**Source records:**
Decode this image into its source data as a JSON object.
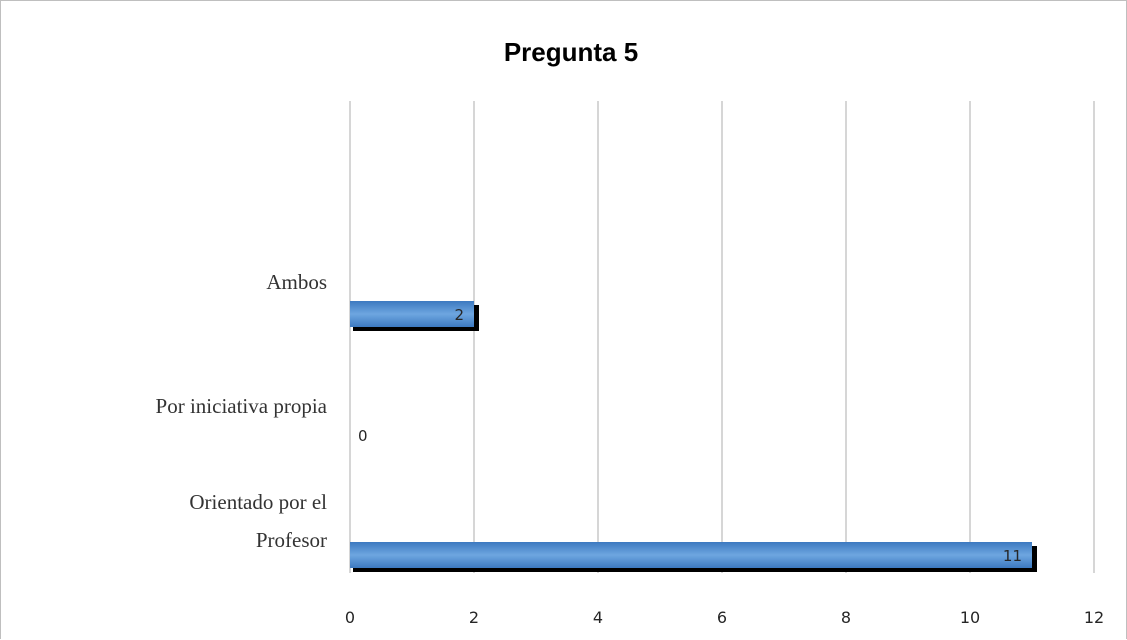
{
  "chart_data": {
    "type": "bar",
    "orientation": "horizontal",
    "title": "Pregunta 5",
    "categories": [
      [
        "Ambos"
      ],
      [
        "Por iniciativa propia"
      ],
      [
        "Orientado por el",
        "Profesor"
      ]
    ],
    "values": [
      2,
      0,
      11
    ],
    "data_labels": [
      "2",
      "0",
      "11"
    ],
    "x_ticks": [
      "0",
      "2",
      "4",
      "6",
      "8",
      "10",
      "12"
    ],
    "xlim": [
      0,
      12
    ],
    "grid": "vertical",
    "legend": "none",
    "colors": {
      "bar_light": "#6ea6e0",
      "bar_dark": "#3c79c0",
      "bar_shadow": "#000000",
      "grid": "#c8c8c8"
    }
  }
}
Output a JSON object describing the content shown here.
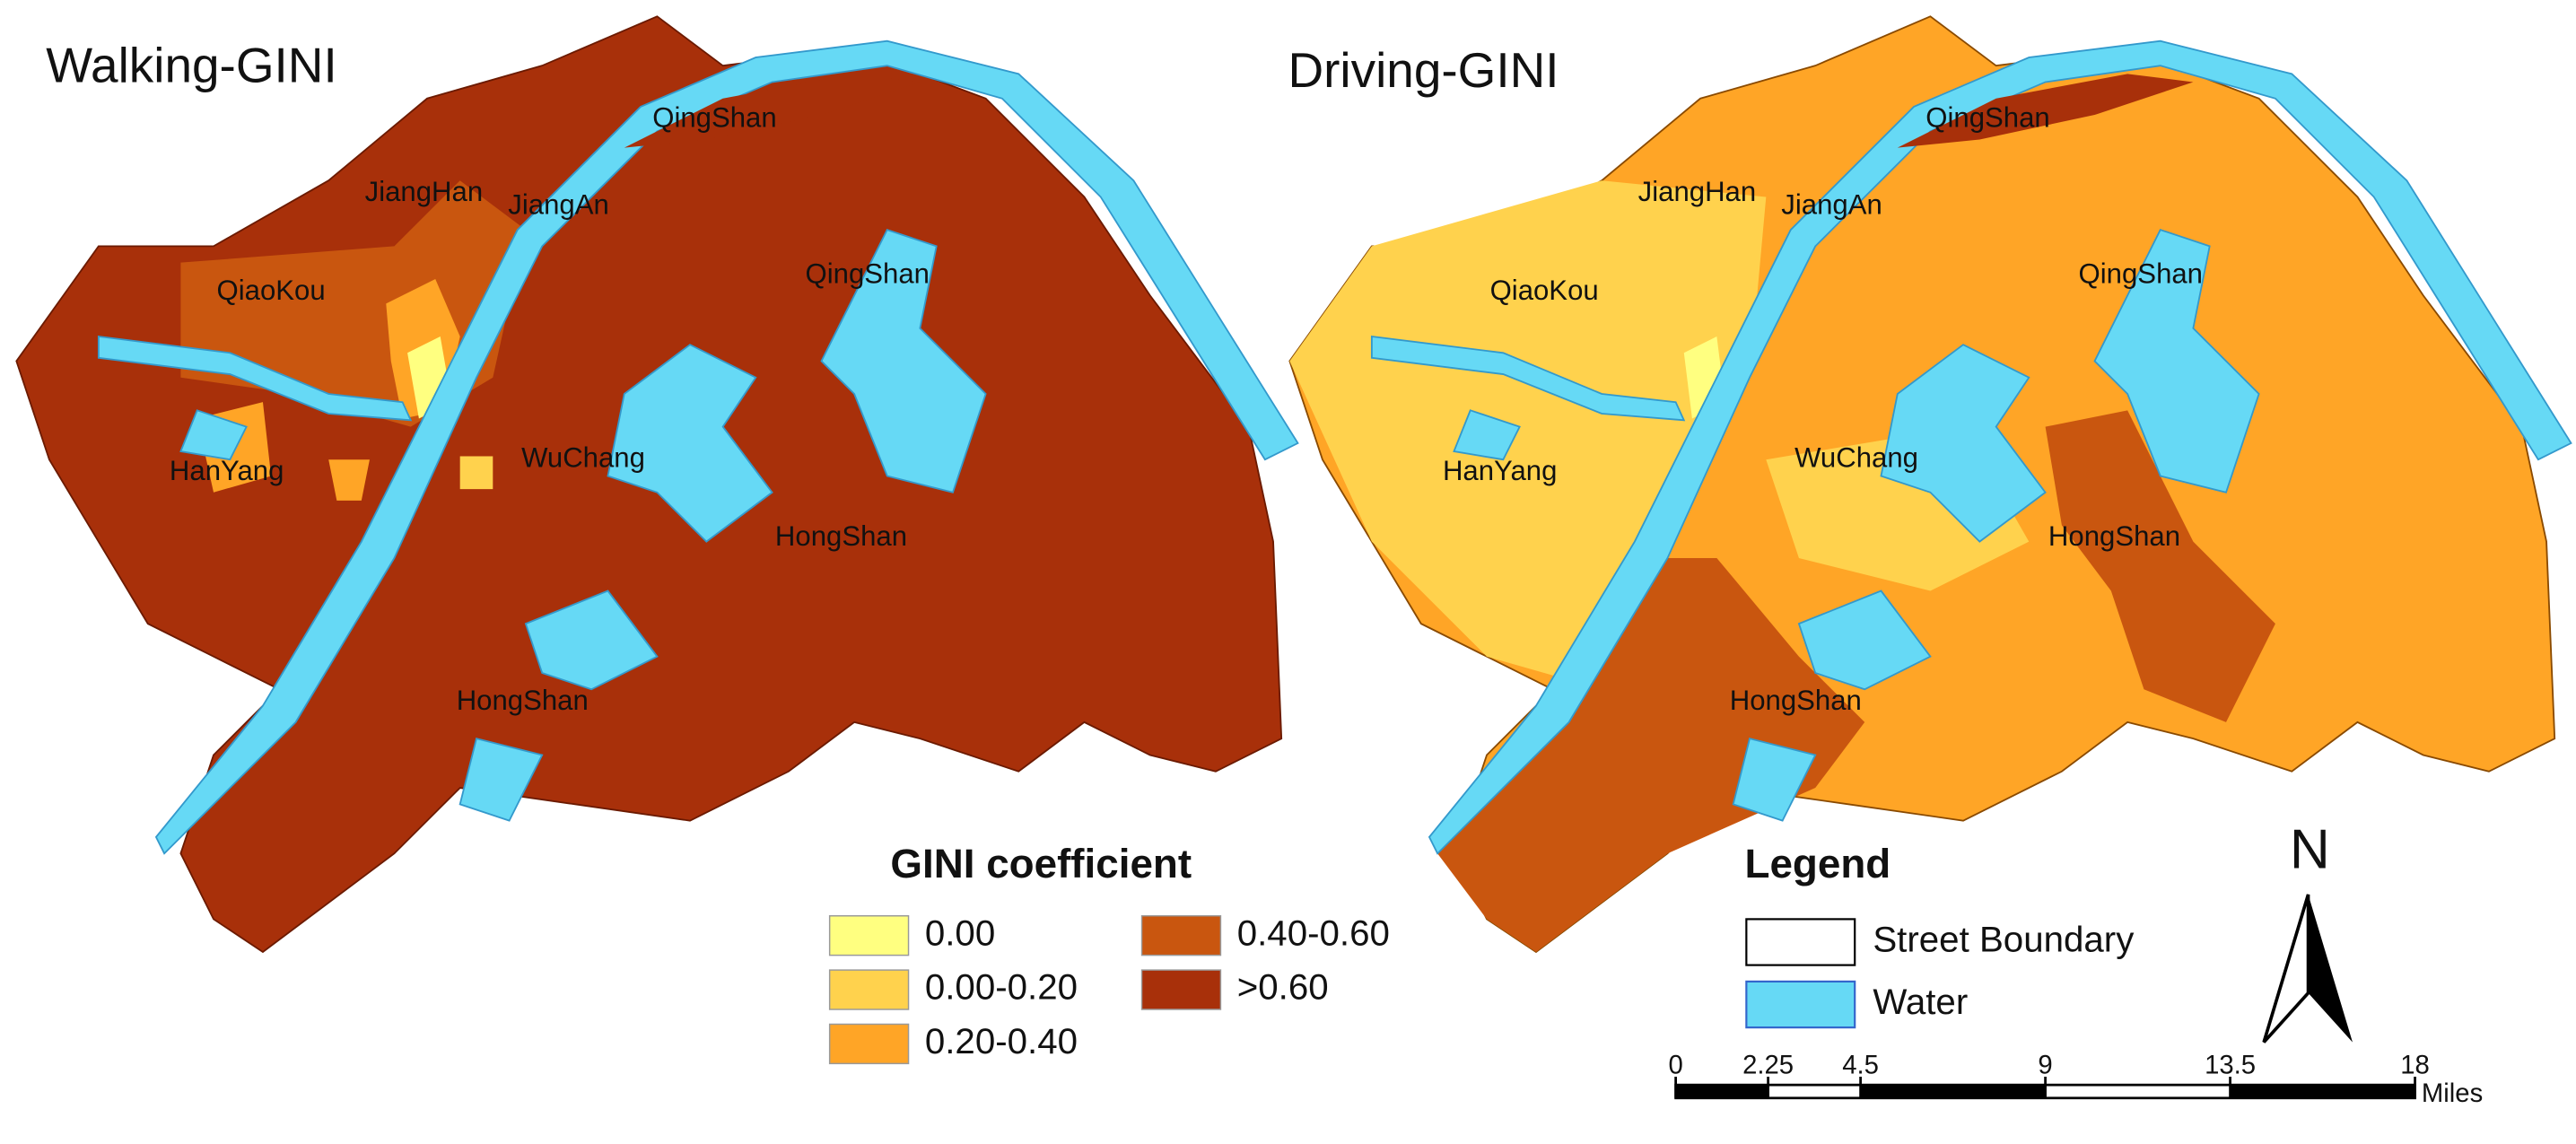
{
  "panels": [
    {
      "title": "Walking-GINI",
      "labels": [
        "QingShan",
        "JiangHan",
        "JiangAn",
        "QiaoKou",
        "QingShan",
        "HanYang",
        "WuChang",
        "HongShan",
        "HongShan"
      ]
    },
    {
      "title": "Driving-GINI",
      "labels": [
        "QingShan",
        "JiangHan",
        "JiangAn",
        "QiaoKou",
        "QingShan",
        "HanYang",
        "WuChang",
        "HongShan",
        "HongShan"
      ]
    }
  ],
  "gini_legend": {
    "title": "GINI coefficient",
    "items": [
      {
        "label": "0.00",
        "color": "#ffff80"
      },
      {
        "label": "0.00-0.20",
        "color": "#ffd24d"
      },
      {
        "label": "0.20-0.40",
        "color": "#ffa526"
      },
      {
        "label": "0.40-0.60",
        "color": "#c9560f"
      },
      {
        "label": ">0.60",
        "color": "#a8300a"
      }
    ]
  },
  "legend": {
    "title": "Legend",
    "items": [
      {
        "label": "Street Boundary",
        "color": "#ffffff"
      },
      {
        "label": "Water",
        "color": "#66d9f5"
      }
    ]
  },
  "north": "N",
  "scale_bar": {
    "ticks": [
      0,
      2.25,
      4.5,
      9,
      13.5,
      18
    ],
    "unit": "Miles"
  }
}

**What you should do:** Copy the material above exactly and drop the pictures.

**Solved problem:**
Decode this image into its source data as a JSON object.
{
  "chart_data": {
    "type": "bar",
    "orientation": "horizontal",
    "title": "Pregunta 5",
    "categories": [
      [
        "Ambos"
      ],
      [
        "Por iniciativa propia"
      ],
      [
        "Orientado por el",
        "Profesor"
      ]
    ],
    "values": [
      2,
      0,
      11
    ],
    "data_labels": [
      "2",
      "0",
      "11"
    ],
    "x_ticks": [
      "0",
      "2",
      "4",
      "6",
      "8",
      "10",
      "12"
    ],
    "xlim": [
      0,
      12
    ],
    "grid": "vertical",
    "legend": "none",
    "colors": {
      "bar_light": "#6ea6e0",
      "bar_dark": "#3c79c0",
      "bar_shadow": "#000000",
      "grid": "#c8c8c8"
    }
  }
}
Output a JSON object describing the content shown here.
{
  "panels": [
    {
      "title": "Walking-GINI",
      "labels": [
        "QingShan",
        "JiangHan",
        "JiangAn",
        "QiaoKou",
        "QingShan",
        "HanYang",
        "WuChang",
        "HongShan",
        "HongShan"
      ]
    },
    {
      "title": "Driving-GINI",
      "labels": [
        "QingShan",
        "JiangHan",
        "JiangAn",
        "QiaoKou",
        "QingShan",
        "HanYang",
        "WuChang",
        "HongShan",
        "HongShan"
      ]
    }
  ],
  "gini_legend": {
    "title": "GINI coefficient",
    "items": [
      {
        "label": "0.00",
        "color": "#ffff80"
      },
      {
        "label": "0.00-0.20",
        "color": "#ffd24d"
      },
      {
        "label": "0.20-0.40",
        "color": "#ffa526"
      },
      {
        "label": "0.40-0.60",
        "color": "#c9560f"
      },
      {
        "label": ">0.60",
        "color": "#a8300a"
      }
    ]
  },
  "legend": {
    "title": "Legend",
    "items": [
      {
        "label": "Street Boundary",
        "color": "#ffffff"
      },
      {
        "label": "Water",
        "color": "#66d9f5"
      }
    ]
  },
  "north": "N",
  "scale_bar": {
    "ticks": [
      0,
      2.25,
      4.5,
      9,
      13.5,
      18
    ],
    "unit": "Miles"
  }
}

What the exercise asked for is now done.